▸ **DATA FOR THIS EXERCISE**:
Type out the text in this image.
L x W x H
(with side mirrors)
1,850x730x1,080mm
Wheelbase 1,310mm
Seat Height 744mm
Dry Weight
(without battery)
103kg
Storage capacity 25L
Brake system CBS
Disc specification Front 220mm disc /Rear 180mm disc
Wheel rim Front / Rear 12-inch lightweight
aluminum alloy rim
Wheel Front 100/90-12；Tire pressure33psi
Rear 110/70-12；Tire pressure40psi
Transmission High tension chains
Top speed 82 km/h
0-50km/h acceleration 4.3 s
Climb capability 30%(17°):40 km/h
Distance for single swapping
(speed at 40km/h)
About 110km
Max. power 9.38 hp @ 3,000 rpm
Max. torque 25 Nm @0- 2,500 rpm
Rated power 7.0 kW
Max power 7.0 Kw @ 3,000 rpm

▸ **GIVEN TASK**: Count the lines above that contain the word "Tire", and give only that number.

▸ **RESPONSE**: 2